Directions for this task: Pull every line holding the string "alignment" from the records below.

(Stored data)
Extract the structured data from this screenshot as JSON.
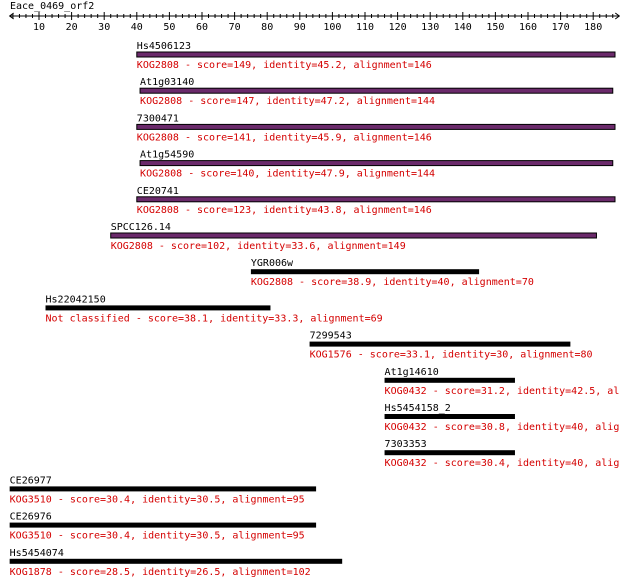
{
  "query": {
    "name": "Eace_0469_orf2",
    "length": 188
  },
  "ruler": {
    "ticks": [
      10,
      20,
      30,
      40,
      50,
      60,
      70,
      80,
      90,
      100,
      110,
      120,
      130,
      140,
      150,
      160,
      170,
      180
    ]
  },
  "colors": {
    "bar_default": "#000000",
    "bar_highlight": "#6b2a6b",
    "bar_highlight_border": "#000000",
    "info_text": "#d40000",
    "label_text": "#000000"
  },
  "hits": [
    {
      "name": "Hs4506123",
      "start": 40,
      "end": 188,
      "highlight": true,
      "info": "KOG2808 - score=149, identity=45.2, alignment=146"
    },
    {
      "name": "At1g03140",
      "start": 41,
      "end": 186,
      "highlight": true,
      "info": "KOG2808 - score=147, identity=47.2, alignment=144"
    },
    {
      "name": "7300471",
      "start": 40,
      "end": 188,
      "highlight": true,
      "info": "KOG2808 - score=141, identity=45.9, alignment=146"
    },
    {
      "name": "At1g54590",
      "start": 41,
      "end": 186,
      "highlight": true,
      "info": "KOG2808 - score=140, identity=47.9, alignment=144"
    },
    {
      "name": "CE20741",
      "start": 40,
      "end": 188,
      "highlight": true,
      "info": "KOG2808 - score=123, identity=43.8, alignment=146"
    },
    {
      "name": "SPCC126.14",
      "start": 32,
      "end": 181,
      "highlight": true,
      "info": "KOG2808 - score=102, identity=33.6, alignment=149"
    },
    {
      "name": "YGR006w",
      "start": 75,
      "end": 145,
      "highlight": false,
      "info": "KOG2808 - score=38.9, identity=40, alignment=70"
    },
    {
      "name": "Hs22042150",
      "start": 12,
      "end": 81,
      "highlight": false,
      "info": "Not classified - score=38.1, identity=33.3, alignment=69"
    },
    {
      "name": "7299543",
      "start": 93,
      "end": 173,
      "highlight": false,
      "info": "KOG1576 - score=33.1, identity=30, alignment=80"
    },
    {
      "name": "At1g14610",
      "start": 116,
      "end": 156,
      "highlight": false,
      "info": "KOG0432 - score=31.2, identity=42.5, ali"
    },
    {
      "name": "Hs5454158_2",
      "start": 116,
      "end": 156,
      "highlight": false,
      "info": "KOG0432 - score=30.8, identity=40, alig"
    },
    {
      "name": "7303353",
      "start": 116,
      "end": 156,
      "highlight": false,
      "info": "KOG0432 - score=30.4, identity=40, alig"
    },
    {
      "name": "CE26977",
      "start": 1,
      "end": 95,
      "highlight": false,
      "info": "KOG3510 - score=30.4, identity=30.5, alignment=95"
    },
    {
      "name": "CE26976",
      "start": 1,
      "end": 95,
      "highlight": false,
      "info": "KOG3510 - score=30.4, identity=30.5, alignment=95"
    },
    {
      "name": "Hs5454074",
      "start": 1,
      "end": 103,
      "highlight": false,
      "info": "KOG1878 - score=28.5, identity=26.5, alignment=102"
    }
  ]
}
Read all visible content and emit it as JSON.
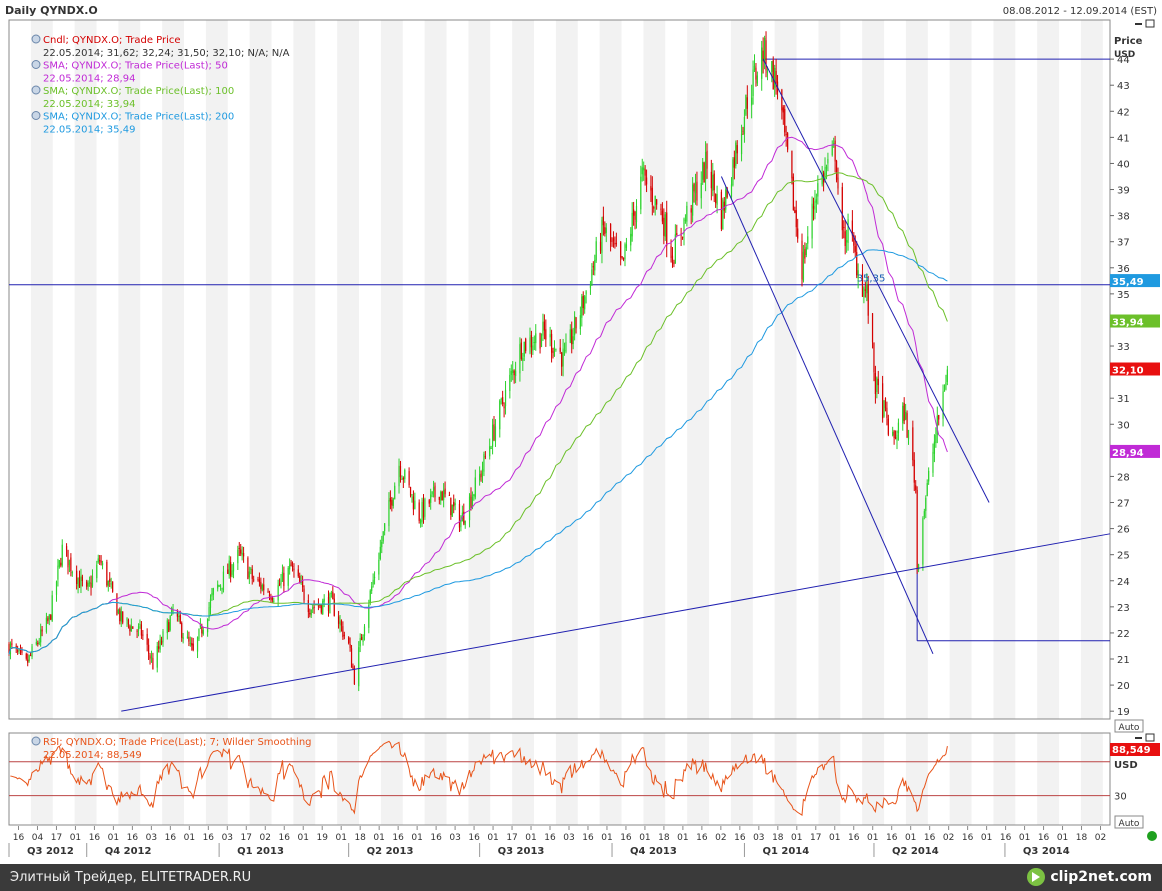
{
  "header": {
    "title": "Daily QYNDX.O",
    "date_range": "08.08.2012 - 12.09.2014 (EST)"
  },
  "price_axis": {
    "title": "Price",
    "currency": "USD",
    "auto_button": "Auto",
    "ticks": [
      "44",
      "43",
      "42",
      "41",
      "40",
      "39",
      "38",
      "37",
      "36",
      "35",
      "33",
      "31",
      "30",
      "28",
      "27",
      "26",
      "25",
      "24",
      "23",
      "22",
      "21",
      "20",
      "19"
    ]
  },
  "legend": [
    {
      "name": "Cndl; QYNDX.O; Trade Price",
      "values": "22.05.2014; 31,62; 32,24; 31,50; 32,10; N/A; N/A",
      "color": "#d40000",
      "value_color": "#333333"
    },
    {
      "name": "SMA; QYNDX.O; Trade Price(Last);  50",
      "values": "22.05.2014; 28,94",
      "color": "#c02ad6",
      "value_color": "#c02ad6"
    },
    {
      "name": "SMA; QYNDX.O; Trade Price(Last);  100",
      "values": "22.05.2014; 33,94",
      "color": "#6cc02a",
      "value_color": "#6cc02a"
    },
    {
      "name": "SMA; QYNDX.O; Trade Price(Last);  200",
      "values": "22.05.2014; 35,49",
      "color": "#1f9ae0",
      "value_color": "#1f9ae0"
    }
  ],
  "badges": [
    {
      "text": "35,49",
      "color": "#1f9ae0",
      "value": 35.49
    },
    {
      "text": "33,94",
      "color": "#6cc02a",
      "value": 33.94
    },
    {
      "text": "32,10",
      "color": "#e81010",
      "value": 32.1
    },
    {
      "text": "28,94",
      "color": "#c02ad6",
      "value": 28.94
    }
  ],
  "annotation": {
    "text": "35,35",
    "value": 35.35
  },
  "rsi": {
    "legend_name": "RSI; QYNDX.O; Trade Price(Last);  7;  Wilder Smoothing",
    "legend_values": "22.05.2014; 88,549",
    "badge": "88,549",
    "currency": "USD",
    "tick": "30",
    "auto_button": "Auto",
    "upper_level": 70,
    "lower_level": 30,
    "last_value": 88.549
  },
  "time_axis": {
    "day_ticks": [
      "16",
      "04",
      "17",
      "01",
      "16",
      "01",
      "16",
      "03",
      "16",
      "01",
      "16",
      "03",
      "17",
      "02",
      "16",
      "01",
      "19",
      "01",
      "18",
      "01",
      "16",
      "01",
      "16",
      "03",
      "16",
      "01",
      "17",
      "01",
      "16",
      "03",
      "16",
      "01",
      "16",
      "01",
      "18",
      "01",
      "16",
      "02",
      "16",
      "03",
      "18",
      "01",
      "17",
      "01",
      "16",
      "01",
      "16",
      "01",
      "16",
      "02",
      "16",
      "01",
      "16",
      "01",
      "16",
      "01",
      "18",
      "02"
    ],
    "quarters": [
      "Q3 2012",
      "Q4 2012",
      "Q1 2013",
      "Q2 2013",
      "Q3 2013",
      "Q4 2013",
      "Q1 2014",
      "Q2 2014",
      "Q3 2014"
    ]
  },
  "chart_data": {
    "type": "candlestick",
    "symbol": "QYNDX.O",
    "last_candle": {
      "date": "22.05.2014",
      "open": 31.62,
      "high": 32.24,
      "low": 31.5,
      "close": 32.1
    },
    "anchors": [
      [
        "2012-08-08",
        21.5
      ],
      [
        "2012-08-20",
        20.8
      ],
      [
        "2012-09-05",
        22.5
      ],
      [
        "2012-09-14",
        25.2
      ],
      [
        "2012-10-01",
        23.5
      ],
      [
        "2012-10-10",
        24.8
      ],
      [
        "2012-10-25",
        22.5
      ],
      [
        "2012-11-08",
        22.0
      ],
      [
        "2012-11-16",
        20.8
      ],
      [
        "2012-11-30",
        22.8
      ],
      [
        "2012-12-14",
        21.2
      ],
      [
        "2012-12-28",
        23.5
      ],
      [
        "2013-01-15",
        25.0
      ],
      [
        "2013-01-25",
        24.0
      ],
      [
        "2013-02-08",
        23.5
      ],
      [
        "2013-02-20",
        24.5
      ],
      [
        "2013-03-05",
        23.0
      ],
      [
        "2013-03-20",
        23.2
      ],
      [
        "2013-04-01",
        21.5
      ],
      [
        "2013-04-05",
        20.3
      ],
      [
        "2013-04-12",
        22.5
      ],
      [
        "2013-04-22",
        25.0
      ],
      [
        "2013-05-06",
        28.5
      ],
      [
        "2013-05-20",
        26.5
      ],
      [
        "2013-06-03",
        27.5
      ],
      [
        "2013-06-18",
        26.3
      ],
      [
        "2013-07-01",
        28.0
      ],
      [
        "2013-07-15",
        30.5
      ],
      [
        "2013-07-30",
        33.0
      ],
      [
        "2013-08-15",
        33.5
      ],
      [
        "2013-08-29",
        32.5
      ],
      [
        "2013-09-10",
        34.5
      ],
      [
        "2013-09-25",
        37.5
      ],
      [
        "2013-10-08",
        36.0
      ],
      [
        "2013-10-22",
        39.5
      ],
      [
        "2013-11-05",
        38.0
      ],
      [
        "2013-11-12",
        36.5
      ],
      [
        "2013-11-25",
        38.5
      ],
      [
        "2013-12-06",
        40.0
      ],
      [
        "2013-12-16",
        38.0
      ],
      [
        "2014-01-03",
        42.5
      ],
      [
        "2014-01-14",
        44.3
      ],
      [
        "2014-01-24",
        43.0
      ],
      [
        "2014-02-04",
        38.5
      ],
      [
        "2014-02-10",
        36.0
      ],
      [
        "2014-02-20",
        39.0
      ],
      [
        "2014-03-05",
        40.5
      ],
      [
        "2014-03-10",
        37.0
      ],
      [
        "2014-03-14",
        37.5
      ],
      [
        "2014-03-24",
        35.3
      ],
      [
        "2014-03-27",
        35.0
      ],
      [
        "2014-04-02",
        31.5
      ],
      [
        "2014-04-08",
        30.5
      ],
      [
        "2014-04-14",
        29.3
      ],
      [
        "2014-04-22",
        30.5
      ],
      [
        "2014-04-28",
        28.5
      ],
      [
        "2014-04-30",
        27.5
      ],
      [
        "2014-05-01",
        24.5
      ],
      [
        "2014-05-05",
        26.5
      ],
      [
        "2014-05-12",
        29.0
      ],
      [
        "2014-05-22",
        32.1
      ]
    ],
    "sma50_last": 28.94,
    "sma100_last": 33.94,
    "sma200_last": 35.49,
    "rsi7_last": 88.549,
    "trendlines": [
      {
        "from": [
          "2012-10-25",
          19.0
        ],
        "to": [
          "2014-09-12",
          25.8
        ]
      },
      {
        "from": [
          "2014-01-14",
          44.0
        ],
        "to": [
          "2014-06-20",
          27.0
        ]
      },
      {
        "from": [
          "2013-12-16",
          39.5
        ],
        "to": [
          "2014-05-12",
          21.2
        ]
      }
    ],
    "hlines": [
      {
        "from": "2014-01-14",
        "to": "2014-09-12",
        "price": 44.0
      },
      {
        "from": "2012-08-08",
        "to": "2014-09-12",
        "price": 35.35
      },
      {
        "from": "2014-05-01",
        "to": "2014-09-12",
        "price": 21.7
      }
    ],
    "ylim": [
      18.7,
      45.5
    ],
    "xlim": [
      "2012-08-08",
      "2014-09-12"
    ]
  },
  "footer": {
    "text": "Элитный Трейдер, ELITETRADER.RU",
    "brand": "clip2net.com"
  }
}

Reply:
      "info": "KOG2808 - score=149, identity=45.2, alignment=146"
      "info": "KOG2808 - score=147, identity=47.2, alignment=144"
      "info": "KOG2808 - score=141, identity=45.9, alignment=146"
      "info": "KOG2808 - score=140, identity=47.9, alignment=144"
      "info": "KOG2808 - score=123, identity=43.8, alignment=146"
      "info": "KOG2808 - score=102, identity=33.6, alignment=149"
      "info": "KOG2808 - score=38.9, identity=40, alignment=70"
      "info": "Not classified - score=38.1, identity=33.3, alignment=69"
      "info": "KOG1576 - score=33.1, identity=30, alignment=80"
      "info": "KOG3510 - score=30.4, identity=30.5, alignment=95"
      "info": "KOG3510 - score=30.4, identity=30.5, alignment=95"
      "info": "KOG1878 - score=28.5, identity=26.5, alignment=102"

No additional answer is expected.